▶ _RECORDS FOR PROCESSING_:
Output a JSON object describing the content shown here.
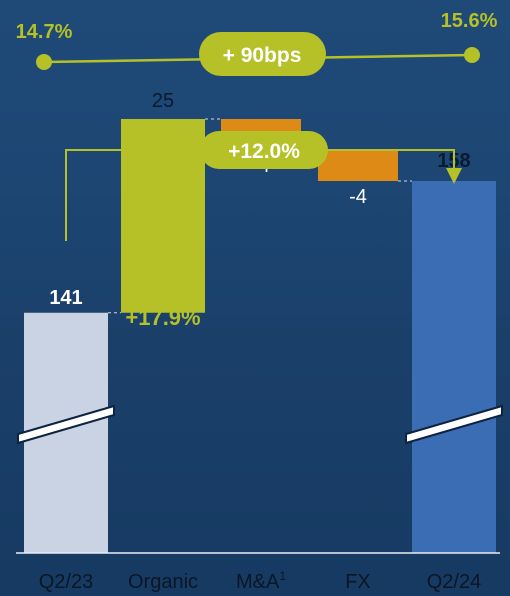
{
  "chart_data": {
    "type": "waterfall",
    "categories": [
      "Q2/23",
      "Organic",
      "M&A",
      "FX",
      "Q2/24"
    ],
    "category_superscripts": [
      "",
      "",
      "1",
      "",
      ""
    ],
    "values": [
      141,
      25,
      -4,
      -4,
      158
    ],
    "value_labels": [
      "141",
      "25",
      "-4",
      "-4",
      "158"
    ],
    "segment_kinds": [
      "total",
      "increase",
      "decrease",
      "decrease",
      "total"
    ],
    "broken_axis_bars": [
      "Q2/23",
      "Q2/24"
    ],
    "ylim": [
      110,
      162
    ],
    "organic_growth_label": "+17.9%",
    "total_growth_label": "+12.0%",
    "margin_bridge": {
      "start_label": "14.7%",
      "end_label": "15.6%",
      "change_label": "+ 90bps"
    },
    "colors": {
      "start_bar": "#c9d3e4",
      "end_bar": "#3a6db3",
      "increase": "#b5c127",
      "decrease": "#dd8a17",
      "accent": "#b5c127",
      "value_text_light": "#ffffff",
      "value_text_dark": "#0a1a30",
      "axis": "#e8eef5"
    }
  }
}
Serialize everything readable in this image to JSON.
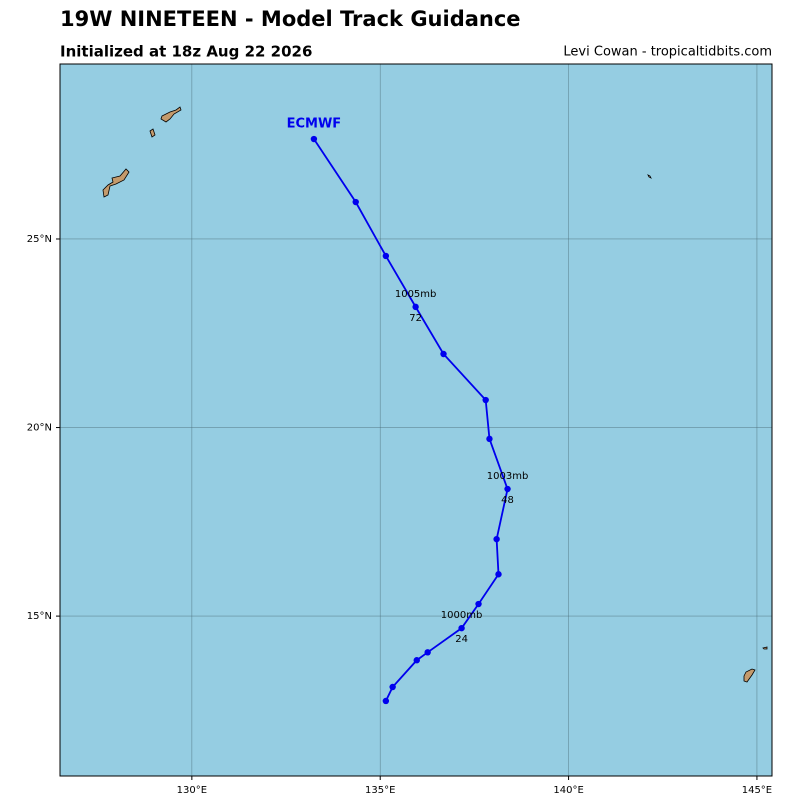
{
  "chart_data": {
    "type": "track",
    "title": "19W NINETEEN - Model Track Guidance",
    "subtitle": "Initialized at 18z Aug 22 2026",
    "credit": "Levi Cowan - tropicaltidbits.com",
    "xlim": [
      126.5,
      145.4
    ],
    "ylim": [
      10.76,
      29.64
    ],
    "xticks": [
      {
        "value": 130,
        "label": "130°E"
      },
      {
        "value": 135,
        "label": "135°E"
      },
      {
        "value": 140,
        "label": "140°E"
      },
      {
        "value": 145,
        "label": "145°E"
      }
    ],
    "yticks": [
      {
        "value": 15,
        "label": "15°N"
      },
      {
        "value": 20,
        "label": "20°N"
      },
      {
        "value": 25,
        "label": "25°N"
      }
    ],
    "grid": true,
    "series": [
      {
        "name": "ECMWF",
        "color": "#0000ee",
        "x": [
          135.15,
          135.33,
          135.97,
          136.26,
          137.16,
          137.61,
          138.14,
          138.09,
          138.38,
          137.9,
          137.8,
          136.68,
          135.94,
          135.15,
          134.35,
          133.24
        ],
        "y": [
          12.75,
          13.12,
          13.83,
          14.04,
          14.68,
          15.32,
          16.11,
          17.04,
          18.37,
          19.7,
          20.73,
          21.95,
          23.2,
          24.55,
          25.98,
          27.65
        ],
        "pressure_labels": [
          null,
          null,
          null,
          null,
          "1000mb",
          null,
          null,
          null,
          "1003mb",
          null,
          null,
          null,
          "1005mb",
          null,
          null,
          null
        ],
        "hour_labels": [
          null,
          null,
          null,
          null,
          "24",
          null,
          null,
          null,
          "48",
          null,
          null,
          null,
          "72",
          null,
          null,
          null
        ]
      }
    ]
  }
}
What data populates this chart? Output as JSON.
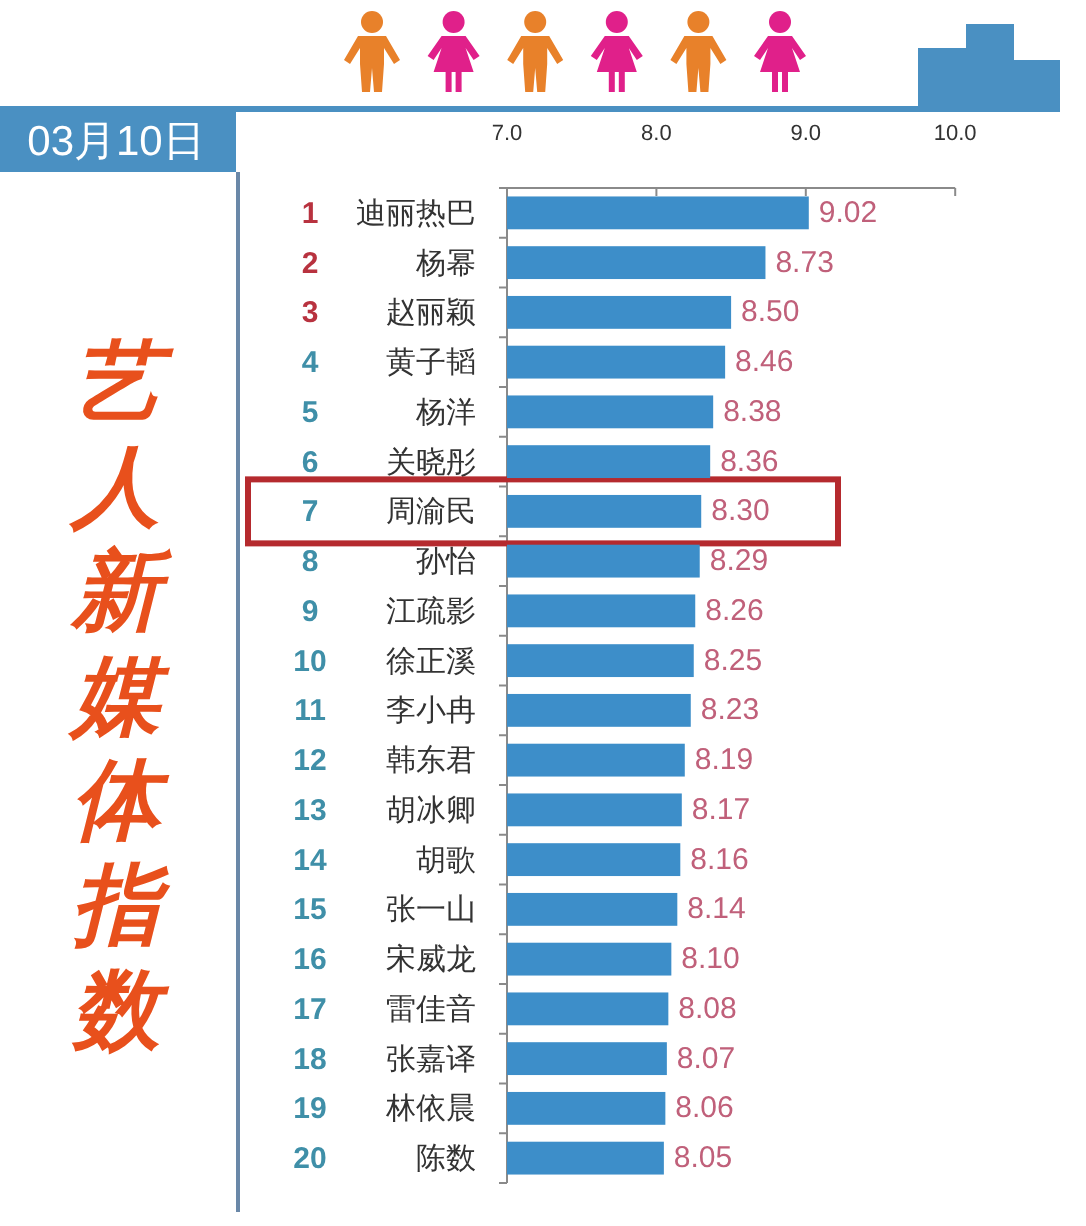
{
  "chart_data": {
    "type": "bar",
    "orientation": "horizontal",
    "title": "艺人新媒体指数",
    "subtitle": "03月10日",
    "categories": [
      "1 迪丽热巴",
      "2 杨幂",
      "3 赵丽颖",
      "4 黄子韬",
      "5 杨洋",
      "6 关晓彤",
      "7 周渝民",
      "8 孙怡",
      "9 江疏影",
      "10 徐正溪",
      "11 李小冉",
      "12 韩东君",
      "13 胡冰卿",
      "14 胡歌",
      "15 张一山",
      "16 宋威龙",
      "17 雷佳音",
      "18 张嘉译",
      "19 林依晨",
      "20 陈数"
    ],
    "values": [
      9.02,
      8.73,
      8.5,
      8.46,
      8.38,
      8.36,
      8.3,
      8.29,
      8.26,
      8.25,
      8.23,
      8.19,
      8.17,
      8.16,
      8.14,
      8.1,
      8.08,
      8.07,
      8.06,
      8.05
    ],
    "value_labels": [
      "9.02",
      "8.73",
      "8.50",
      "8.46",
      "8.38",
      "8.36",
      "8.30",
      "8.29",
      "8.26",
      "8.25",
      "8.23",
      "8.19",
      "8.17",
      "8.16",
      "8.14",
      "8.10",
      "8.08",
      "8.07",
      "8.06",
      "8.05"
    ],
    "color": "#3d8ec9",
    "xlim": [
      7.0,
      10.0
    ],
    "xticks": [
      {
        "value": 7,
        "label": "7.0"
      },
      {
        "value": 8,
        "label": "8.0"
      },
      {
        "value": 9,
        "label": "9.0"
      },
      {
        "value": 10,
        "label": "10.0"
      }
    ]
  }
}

▶ _EXERCISE DETAILS_:
Working from the material above, transcribe it exactly while omitting pictures.

▶ _RESULT BELOW_:
Output a JSON object describing the content shown here.
{
  "chart_data": {
    "type": "waterfall",
    "categories": [
      "Q2/23",
      "Organic",
      "M&A",
      "FX",
      "Q2/24"
    ],
    "category_superscripts": [
      "",
      "",
      "1",
      "",
      ""
    ],
    "values": [
      141,
      25,
      -4,
      -4,
      158
    ],
    "value_labels": [
      "141",
      "25",
      "-4",
      "-4",
      "158"
    ],
    "segment_kinds": [
      "total",
      "increase",
      "decrease",
      "decrease",
      "total"
    ],
    "broken_axis_bars": [
      "Q2/23",
      "Q2/24"
    ],
    "ylim": [
      110,
      162
    ],
    "organic_growth_label": "+17.9%",
    "total_growth_label": "+12.0%",
    "margin_bridge": {
      "start_label": "14.7%",
      "end_label": "15.6%",
      "change_label": "+ 90bps"
    },
    "colors": {
      "start_bar": "#c9d3e4",
      "end_bar": "#3a6db3",
      "increase": "#b5c127",
      "decrease": "#dd8a17",
      "accent": "#b5c127",
      "value_text_light": "#ffffff",
      "value_text_dark": "#0a1a30",
      "axis": "#e8eef5"
    }
  }
}
Serialize everything readable in this image to JSON.
{
  "chart_data": {
    "type": "track",
    "title": "19W NINETEEN - Model Track Guidance",
    "subtitle": "Initialized at 18z Aug 22 2026",
    "credit": "Levi Cowan - tropicaltidbits.com",
    "xlim": [
      126.5,
      145.4
    ],
    "ylim": [
      10.76,
      29.64
    ],
    "xticks": [
      {
        "value": 130,
        "label": "130°E"
      },
      {
        "value": 135,
        "label": "135°E"
      },
      {
        "value": 140,
        "label": "140°E"
      },
      {
        "value": 145,
        "label": "145°E"
      }
    ],
    "yticks": [
      {
        "value": 15,
        "label": "15°N"
      },
      {
        "value": 20,
        "label": "20°N"
      },
      {
        "value": 25,
        "label": "25°N"
      }
    ],
    "grid": true,
    "series": [
      {
        "name": "ECMWF",
        "color": "#0000ee",
        "x": [
          135.15,
          135.33,
          135.97,
          136.26,
          137.16,
          137.61,
          138.14,
          138.09,
          138.38,
          137.9,
          137.8,
          136.68,
          135.94,
          135.15,
          134.35,
          133.24
        ],
        "y": [
          12.75,
          13.12,
          13.83,
          14.04,
          14.68,
          15.32,
          16.11,
          17.04,
          18.37,
          19.7,
          20.73,
          21.95,
          23.2,
          24.55,
          25.98,
          27.65
        ],
        "pressure_labels": [
          null,
          null,
          null,
          null,
          "1000mb",
          null,
          null,
          null,
          "1003mb",
          null,
          null,
          null,
          "1005mb",
          null,
          null,
          null
        ],
        "hour_labels": [
          null,
          null,
          null,
          null,
          "24",
          null,
          null,
          null,
          "48",
          null,
          null,
          null,
          "72",
          null,
          null,
          null
        ]
      }
    ]
  }
}
What data populates this chart? Output as JSON.
{
  "chart_data": {
    "type": "bar",
    "orientation": "horizontal",
    "title": "艺人新媒体指数",
    "subtitle": "03月10日",
    "categories": [
      "1 迪丽热巴",
      "2 杨幂",
      "3 赵丽颖",
      "4 黄子韬",
      "5 杨洋",
      "6 关晓彤",
      "7 周渝民",
      "8 孙怡",
      "9 江疏影",
      "10 徐正溪",
      "11 李小冉",
      "12 韩东君",
      "13 胡冰卿",
      "14 胡歌",
      "15 张一山",
      "16 宋威龙",
      "17 雷佳音",
      "18 张嘉译",
      "19 林依晨",
      "20 陈数"
    ],
    "values": [
      9.02,
      8.73,
      8.5,
      8.46,
      8.38,
      8.36,
      8.3,
      8.29,
      8.26,
      8.25,
      8.23,
      8.19,
      8.17,
      8.16,
      8.14,
      8.1,
      8.08,
      8.07,
      8.06,
      8.05
    ],
    "value_labels": [
      "9.02",
      "8.73",
      "8.50",
      "8.46",
      "8.38",
      "8.36",
      "8.30",
      "8.29",
      "8.26",
      "8.25",
      "8.23",
      "8.19",
      "8.17",
      "8.16",
      "8.14",
      "8.10",
      "8.08",
      "8.07",
      "8.06",
      "8.05"
    ],
    "color": "#3d8ec9",
    "xlim": [
      7.0,
      10.0
    ],
    "xticks": [
      {
        "value": 7,
        "label": "7.0"
      },
      {
        "value": 8,
        "label": "8.0"
      },
      {
        "value": 9,
        "label": "9.0"
      },
      {
        "value": 10,
        "label": "10.0"
      }
    ]
  }
}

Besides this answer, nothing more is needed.